§ **Stated goal**:
Locate each line in the records containing "document". Copy it.

Stored records:
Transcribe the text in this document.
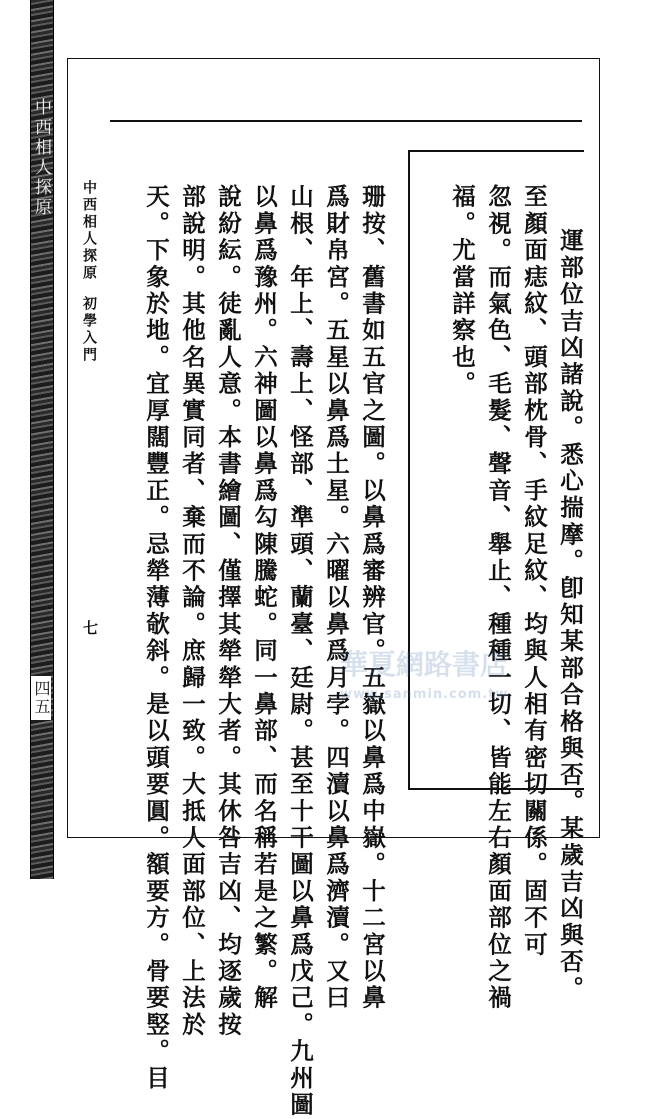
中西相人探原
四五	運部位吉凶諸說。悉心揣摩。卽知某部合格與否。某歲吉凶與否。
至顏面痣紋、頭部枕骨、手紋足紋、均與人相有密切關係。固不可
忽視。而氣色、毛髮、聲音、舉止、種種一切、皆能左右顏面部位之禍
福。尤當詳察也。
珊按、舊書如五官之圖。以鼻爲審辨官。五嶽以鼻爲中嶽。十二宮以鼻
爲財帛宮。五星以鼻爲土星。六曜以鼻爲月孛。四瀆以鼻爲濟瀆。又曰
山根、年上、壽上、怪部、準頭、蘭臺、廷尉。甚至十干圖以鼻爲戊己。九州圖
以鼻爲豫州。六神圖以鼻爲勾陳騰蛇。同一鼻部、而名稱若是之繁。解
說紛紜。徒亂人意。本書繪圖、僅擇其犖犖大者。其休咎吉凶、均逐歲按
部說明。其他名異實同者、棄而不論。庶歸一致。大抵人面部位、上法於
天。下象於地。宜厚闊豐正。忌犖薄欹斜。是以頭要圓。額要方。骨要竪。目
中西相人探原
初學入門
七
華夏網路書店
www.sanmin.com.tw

* * *

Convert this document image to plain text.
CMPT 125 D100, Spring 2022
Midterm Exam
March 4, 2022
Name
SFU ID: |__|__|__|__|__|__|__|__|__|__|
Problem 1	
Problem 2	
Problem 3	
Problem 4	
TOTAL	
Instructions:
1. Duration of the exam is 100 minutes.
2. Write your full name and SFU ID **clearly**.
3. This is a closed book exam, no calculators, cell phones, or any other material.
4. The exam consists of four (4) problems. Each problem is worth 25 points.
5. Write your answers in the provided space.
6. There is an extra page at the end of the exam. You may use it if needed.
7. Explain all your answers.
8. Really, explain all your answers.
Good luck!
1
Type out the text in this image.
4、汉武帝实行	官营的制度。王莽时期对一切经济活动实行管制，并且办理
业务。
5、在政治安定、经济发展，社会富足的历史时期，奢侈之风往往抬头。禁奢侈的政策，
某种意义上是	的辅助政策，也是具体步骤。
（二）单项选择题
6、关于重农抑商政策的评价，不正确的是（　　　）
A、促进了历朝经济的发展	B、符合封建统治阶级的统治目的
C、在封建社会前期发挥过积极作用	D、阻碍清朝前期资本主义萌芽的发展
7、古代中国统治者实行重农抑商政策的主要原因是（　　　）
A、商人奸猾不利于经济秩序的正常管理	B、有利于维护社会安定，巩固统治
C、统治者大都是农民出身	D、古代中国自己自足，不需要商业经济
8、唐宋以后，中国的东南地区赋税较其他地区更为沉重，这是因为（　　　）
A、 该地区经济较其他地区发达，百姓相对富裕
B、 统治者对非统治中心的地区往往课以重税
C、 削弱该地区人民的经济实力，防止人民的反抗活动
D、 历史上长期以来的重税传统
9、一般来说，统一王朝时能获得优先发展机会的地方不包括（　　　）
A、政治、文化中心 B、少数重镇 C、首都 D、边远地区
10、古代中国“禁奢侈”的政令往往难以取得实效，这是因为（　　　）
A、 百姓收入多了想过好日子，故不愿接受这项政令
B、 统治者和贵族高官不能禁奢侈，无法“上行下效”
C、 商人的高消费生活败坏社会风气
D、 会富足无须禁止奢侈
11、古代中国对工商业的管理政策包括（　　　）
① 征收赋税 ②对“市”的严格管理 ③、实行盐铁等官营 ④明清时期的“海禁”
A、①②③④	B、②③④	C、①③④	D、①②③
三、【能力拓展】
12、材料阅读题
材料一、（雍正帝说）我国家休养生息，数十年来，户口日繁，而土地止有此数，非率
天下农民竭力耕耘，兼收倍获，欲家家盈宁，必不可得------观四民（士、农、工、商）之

§ **The solution**:
Transcribe the text in this document.
Convert this document image to plain text.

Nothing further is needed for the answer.